Problem:
Where does the string "работ" appear? Copy every line of the entries below that holds it.

Extracted data:
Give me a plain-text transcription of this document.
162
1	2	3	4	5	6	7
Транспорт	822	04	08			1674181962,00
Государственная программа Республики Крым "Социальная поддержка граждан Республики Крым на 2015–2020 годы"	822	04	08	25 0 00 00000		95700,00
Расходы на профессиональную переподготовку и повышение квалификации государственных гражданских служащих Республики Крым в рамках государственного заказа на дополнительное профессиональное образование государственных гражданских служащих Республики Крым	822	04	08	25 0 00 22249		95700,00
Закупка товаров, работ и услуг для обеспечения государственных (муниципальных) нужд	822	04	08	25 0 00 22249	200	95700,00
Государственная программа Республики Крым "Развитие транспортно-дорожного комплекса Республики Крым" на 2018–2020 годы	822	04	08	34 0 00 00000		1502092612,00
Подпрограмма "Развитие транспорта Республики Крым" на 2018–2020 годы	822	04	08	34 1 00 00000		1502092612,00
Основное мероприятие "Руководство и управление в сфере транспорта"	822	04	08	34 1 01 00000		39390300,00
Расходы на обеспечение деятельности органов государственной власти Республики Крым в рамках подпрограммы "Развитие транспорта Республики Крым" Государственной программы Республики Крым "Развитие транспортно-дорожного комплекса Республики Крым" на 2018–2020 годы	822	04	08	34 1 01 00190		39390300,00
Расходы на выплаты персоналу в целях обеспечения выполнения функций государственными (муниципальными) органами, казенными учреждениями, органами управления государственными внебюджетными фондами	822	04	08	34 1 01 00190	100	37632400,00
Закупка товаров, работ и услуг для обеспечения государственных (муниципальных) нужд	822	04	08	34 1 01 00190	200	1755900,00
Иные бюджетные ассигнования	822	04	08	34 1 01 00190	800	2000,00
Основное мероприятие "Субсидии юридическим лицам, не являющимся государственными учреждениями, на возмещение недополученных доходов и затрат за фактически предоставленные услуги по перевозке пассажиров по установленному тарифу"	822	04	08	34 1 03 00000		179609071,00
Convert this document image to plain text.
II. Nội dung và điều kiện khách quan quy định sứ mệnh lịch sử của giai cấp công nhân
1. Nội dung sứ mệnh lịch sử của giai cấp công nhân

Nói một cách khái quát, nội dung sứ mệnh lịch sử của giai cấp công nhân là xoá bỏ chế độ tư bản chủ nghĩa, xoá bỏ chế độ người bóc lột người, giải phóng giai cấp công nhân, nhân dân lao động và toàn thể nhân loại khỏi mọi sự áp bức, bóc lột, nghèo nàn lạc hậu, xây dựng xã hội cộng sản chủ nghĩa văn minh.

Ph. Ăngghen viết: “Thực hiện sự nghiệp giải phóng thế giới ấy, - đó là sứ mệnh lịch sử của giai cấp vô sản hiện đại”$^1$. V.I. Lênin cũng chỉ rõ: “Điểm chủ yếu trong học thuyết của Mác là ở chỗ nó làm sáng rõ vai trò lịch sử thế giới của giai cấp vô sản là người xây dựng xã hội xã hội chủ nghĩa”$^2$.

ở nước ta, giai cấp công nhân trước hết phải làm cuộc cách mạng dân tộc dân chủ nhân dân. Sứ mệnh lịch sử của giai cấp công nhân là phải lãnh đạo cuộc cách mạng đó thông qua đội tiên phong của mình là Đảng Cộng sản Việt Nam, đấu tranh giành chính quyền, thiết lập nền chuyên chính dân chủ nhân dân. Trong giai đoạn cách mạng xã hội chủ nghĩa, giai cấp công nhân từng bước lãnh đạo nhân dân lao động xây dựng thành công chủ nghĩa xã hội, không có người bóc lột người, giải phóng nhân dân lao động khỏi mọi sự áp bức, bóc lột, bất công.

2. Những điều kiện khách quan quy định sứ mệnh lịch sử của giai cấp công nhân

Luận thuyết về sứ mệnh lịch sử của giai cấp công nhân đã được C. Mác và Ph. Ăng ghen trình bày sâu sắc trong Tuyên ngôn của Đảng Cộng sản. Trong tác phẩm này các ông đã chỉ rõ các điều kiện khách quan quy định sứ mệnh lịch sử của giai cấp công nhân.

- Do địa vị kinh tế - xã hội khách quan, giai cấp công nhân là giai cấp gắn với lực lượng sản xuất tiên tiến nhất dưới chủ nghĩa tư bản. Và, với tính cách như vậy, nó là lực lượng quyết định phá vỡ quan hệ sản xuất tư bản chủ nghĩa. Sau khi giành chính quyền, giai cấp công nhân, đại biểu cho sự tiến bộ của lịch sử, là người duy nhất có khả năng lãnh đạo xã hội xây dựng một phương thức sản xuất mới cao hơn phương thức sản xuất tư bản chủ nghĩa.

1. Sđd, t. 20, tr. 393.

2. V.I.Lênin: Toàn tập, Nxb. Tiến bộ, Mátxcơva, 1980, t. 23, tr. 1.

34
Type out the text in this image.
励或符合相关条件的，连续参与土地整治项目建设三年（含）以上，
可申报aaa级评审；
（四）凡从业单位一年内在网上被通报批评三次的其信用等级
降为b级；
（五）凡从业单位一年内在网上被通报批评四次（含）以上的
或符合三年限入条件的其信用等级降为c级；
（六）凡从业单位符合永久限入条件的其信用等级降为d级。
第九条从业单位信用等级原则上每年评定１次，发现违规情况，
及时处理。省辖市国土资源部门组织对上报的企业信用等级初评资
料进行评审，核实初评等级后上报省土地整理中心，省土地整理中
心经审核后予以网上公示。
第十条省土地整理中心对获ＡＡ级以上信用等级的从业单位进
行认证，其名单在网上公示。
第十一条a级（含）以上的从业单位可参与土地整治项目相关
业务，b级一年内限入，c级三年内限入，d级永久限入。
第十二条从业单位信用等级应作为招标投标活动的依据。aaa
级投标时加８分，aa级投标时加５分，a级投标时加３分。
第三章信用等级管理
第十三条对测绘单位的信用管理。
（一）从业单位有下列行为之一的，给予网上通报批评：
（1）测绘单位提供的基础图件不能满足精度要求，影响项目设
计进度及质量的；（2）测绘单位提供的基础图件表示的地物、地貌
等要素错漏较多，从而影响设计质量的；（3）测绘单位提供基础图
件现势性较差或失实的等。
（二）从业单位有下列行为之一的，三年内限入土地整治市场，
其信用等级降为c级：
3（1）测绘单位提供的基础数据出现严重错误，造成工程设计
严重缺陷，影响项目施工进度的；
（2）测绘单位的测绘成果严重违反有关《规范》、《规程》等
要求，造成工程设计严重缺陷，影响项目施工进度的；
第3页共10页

Solution to the problem:
Закупка товаров, работ и услуг для обеспечения государственных (муниципальных) нужд	822	04	08	25 0 00 22249	200	95700,00
Закупка товаров, работ и услуг для обеспечения государственных (муниципальных) нужд	822	04	08	34 1 01 00190	200	1755900,00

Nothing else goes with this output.